BEGIN Excerpted records

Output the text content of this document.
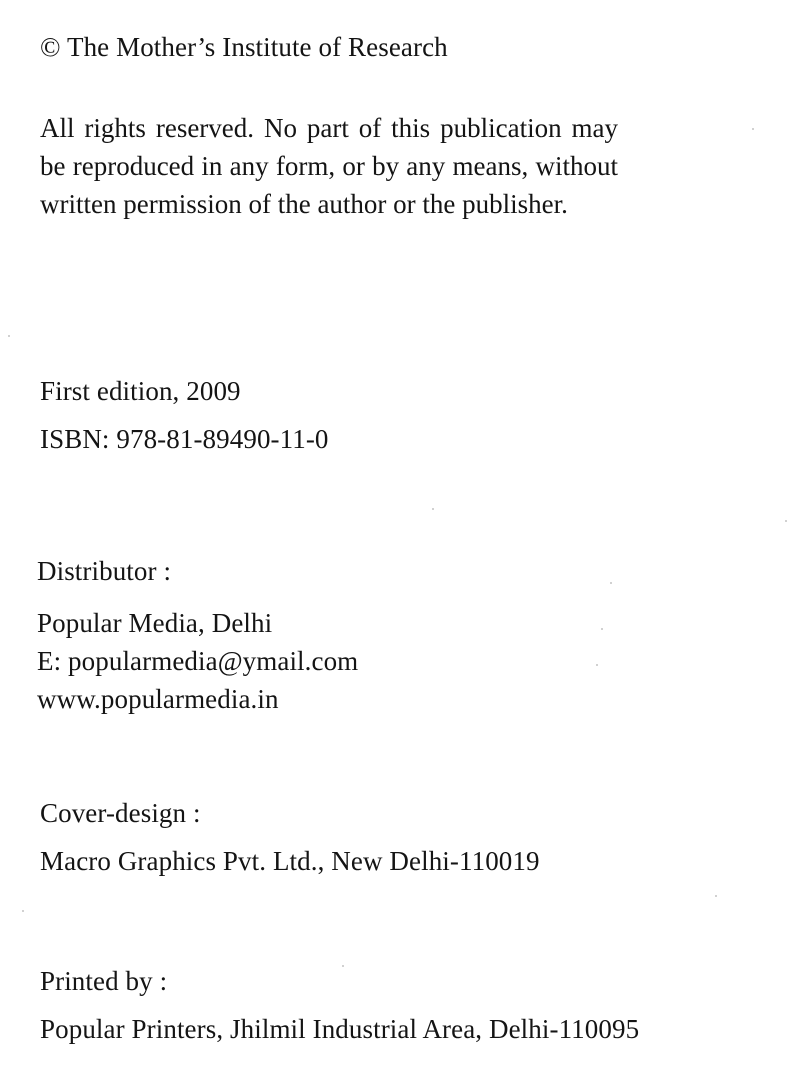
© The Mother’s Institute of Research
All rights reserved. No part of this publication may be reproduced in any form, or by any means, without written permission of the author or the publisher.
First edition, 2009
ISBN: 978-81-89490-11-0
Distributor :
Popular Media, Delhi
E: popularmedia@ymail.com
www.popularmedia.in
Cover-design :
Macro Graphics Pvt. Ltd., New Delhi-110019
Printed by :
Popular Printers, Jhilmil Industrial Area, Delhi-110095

END Excerpted records
BEGIN Excerpted records

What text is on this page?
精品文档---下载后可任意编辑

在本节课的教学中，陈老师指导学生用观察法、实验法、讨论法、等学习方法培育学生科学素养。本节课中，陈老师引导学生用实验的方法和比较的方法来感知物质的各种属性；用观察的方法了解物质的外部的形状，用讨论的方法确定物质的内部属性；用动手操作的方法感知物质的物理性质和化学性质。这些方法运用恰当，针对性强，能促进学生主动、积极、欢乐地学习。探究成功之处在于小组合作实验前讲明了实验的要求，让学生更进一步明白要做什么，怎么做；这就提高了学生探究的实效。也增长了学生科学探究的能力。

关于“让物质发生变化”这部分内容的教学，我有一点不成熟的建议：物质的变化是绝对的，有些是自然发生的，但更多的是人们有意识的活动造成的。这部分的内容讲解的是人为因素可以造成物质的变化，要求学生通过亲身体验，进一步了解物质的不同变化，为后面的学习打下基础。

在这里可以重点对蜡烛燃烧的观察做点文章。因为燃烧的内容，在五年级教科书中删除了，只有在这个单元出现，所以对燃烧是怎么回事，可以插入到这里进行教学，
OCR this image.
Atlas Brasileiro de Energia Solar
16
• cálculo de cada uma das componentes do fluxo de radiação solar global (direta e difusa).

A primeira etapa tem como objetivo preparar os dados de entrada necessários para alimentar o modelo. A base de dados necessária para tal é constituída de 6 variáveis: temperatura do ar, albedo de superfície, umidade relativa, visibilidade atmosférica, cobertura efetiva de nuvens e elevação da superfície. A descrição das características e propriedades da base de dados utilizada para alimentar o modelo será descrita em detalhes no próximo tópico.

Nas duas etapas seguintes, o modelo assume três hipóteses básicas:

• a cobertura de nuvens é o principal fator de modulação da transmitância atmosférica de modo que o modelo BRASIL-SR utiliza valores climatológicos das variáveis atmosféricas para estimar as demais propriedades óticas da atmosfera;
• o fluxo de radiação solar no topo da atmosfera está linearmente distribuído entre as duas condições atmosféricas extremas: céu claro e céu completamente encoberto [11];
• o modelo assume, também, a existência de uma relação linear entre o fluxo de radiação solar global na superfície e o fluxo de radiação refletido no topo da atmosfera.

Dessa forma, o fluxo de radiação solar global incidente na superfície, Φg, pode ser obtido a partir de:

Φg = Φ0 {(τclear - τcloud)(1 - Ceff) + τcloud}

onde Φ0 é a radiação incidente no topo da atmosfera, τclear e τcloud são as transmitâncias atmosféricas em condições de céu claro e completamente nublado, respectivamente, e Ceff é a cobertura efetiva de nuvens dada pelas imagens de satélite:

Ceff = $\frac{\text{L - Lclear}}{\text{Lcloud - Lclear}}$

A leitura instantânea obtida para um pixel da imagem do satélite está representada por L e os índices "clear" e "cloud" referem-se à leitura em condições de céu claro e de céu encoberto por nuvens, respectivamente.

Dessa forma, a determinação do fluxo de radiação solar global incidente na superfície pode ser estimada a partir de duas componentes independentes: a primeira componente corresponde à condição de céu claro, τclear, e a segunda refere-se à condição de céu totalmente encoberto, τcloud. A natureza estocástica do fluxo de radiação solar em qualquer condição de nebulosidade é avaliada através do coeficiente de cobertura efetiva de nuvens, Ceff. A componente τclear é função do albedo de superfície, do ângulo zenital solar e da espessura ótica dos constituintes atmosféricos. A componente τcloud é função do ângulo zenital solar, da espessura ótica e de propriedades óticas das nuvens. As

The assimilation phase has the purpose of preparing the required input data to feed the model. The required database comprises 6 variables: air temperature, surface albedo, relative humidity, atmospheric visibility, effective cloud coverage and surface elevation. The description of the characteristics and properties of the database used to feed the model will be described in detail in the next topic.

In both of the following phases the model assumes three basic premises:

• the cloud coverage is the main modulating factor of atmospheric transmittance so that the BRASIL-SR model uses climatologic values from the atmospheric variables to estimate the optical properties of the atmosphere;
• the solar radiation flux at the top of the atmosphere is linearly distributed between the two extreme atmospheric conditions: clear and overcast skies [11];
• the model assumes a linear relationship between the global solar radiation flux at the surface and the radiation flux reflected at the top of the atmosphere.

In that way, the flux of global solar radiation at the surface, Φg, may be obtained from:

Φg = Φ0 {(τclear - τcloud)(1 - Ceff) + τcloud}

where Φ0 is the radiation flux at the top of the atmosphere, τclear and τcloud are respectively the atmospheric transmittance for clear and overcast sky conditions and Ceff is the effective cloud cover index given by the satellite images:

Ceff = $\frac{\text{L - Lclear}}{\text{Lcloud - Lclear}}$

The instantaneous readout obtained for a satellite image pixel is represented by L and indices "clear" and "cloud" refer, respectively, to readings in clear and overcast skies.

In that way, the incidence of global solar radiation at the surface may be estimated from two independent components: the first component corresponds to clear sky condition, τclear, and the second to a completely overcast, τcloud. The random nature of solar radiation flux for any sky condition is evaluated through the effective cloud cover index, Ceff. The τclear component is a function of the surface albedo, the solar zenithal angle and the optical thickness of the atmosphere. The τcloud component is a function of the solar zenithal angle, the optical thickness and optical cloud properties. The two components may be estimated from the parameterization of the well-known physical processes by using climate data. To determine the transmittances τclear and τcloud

END Excerpted records

● **What is needed**
Give only the number of lines in the listing above that include the string "incidente".

● **Task response**
3